Copy the records exactly, from the start through the line containing "text-line: čata jsou", with both ends included.

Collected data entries

_ _ _ _

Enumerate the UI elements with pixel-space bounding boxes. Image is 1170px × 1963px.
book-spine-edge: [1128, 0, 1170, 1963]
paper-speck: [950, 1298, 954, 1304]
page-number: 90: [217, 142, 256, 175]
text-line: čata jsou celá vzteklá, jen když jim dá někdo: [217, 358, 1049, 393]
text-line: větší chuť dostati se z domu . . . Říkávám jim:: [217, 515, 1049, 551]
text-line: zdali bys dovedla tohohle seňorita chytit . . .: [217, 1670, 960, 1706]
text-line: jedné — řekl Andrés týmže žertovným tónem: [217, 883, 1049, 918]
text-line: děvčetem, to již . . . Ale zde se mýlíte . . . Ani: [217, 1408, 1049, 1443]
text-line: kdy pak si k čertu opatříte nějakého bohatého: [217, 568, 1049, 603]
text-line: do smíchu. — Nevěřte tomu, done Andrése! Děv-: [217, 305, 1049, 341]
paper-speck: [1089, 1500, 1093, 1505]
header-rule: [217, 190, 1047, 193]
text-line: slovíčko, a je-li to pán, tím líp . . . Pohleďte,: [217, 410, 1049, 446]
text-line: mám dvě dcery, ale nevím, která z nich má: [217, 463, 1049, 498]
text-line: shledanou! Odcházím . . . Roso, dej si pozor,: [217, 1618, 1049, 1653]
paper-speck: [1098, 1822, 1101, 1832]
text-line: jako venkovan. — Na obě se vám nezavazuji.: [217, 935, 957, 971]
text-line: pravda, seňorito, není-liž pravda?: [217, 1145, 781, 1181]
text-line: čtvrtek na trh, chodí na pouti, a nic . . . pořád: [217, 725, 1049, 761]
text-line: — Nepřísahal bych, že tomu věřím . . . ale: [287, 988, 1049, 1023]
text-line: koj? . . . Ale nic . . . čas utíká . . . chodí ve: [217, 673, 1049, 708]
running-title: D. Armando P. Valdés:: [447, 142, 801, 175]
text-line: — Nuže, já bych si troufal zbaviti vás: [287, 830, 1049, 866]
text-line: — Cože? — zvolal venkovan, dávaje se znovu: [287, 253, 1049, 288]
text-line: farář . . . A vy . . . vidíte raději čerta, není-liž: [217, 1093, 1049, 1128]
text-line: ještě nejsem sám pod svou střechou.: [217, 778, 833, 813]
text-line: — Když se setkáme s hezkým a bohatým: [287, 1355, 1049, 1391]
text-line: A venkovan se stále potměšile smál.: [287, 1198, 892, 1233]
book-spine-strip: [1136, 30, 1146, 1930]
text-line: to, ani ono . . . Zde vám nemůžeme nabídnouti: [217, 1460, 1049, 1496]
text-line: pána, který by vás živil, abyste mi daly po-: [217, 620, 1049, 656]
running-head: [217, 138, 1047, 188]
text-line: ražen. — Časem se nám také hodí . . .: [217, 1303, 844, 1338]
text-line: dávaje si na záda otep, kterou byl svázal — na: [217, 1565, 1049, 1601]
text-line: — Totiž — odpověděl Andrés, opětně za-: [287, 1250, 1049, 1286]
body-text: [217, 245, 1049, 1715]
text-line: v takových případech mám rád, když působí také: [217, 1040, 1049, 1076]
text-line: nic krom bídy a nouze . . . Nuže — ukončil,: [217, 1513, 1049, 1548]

_ _ _ _

--- FULL SOLUTION ---
Enumerate the UI elements with pixel-space bounding boxes. Image is 1170px × 1963px.
book-spine-edge: [1128, 0, 1170, 1963]
paper-speck: [950, 1298, 954, 1304]
page-number: 90: [217, 142, 256, 175]
text-line: čata jsou celá vzteklá, jen když jim dá někdo: [217, 358, 1049, 393]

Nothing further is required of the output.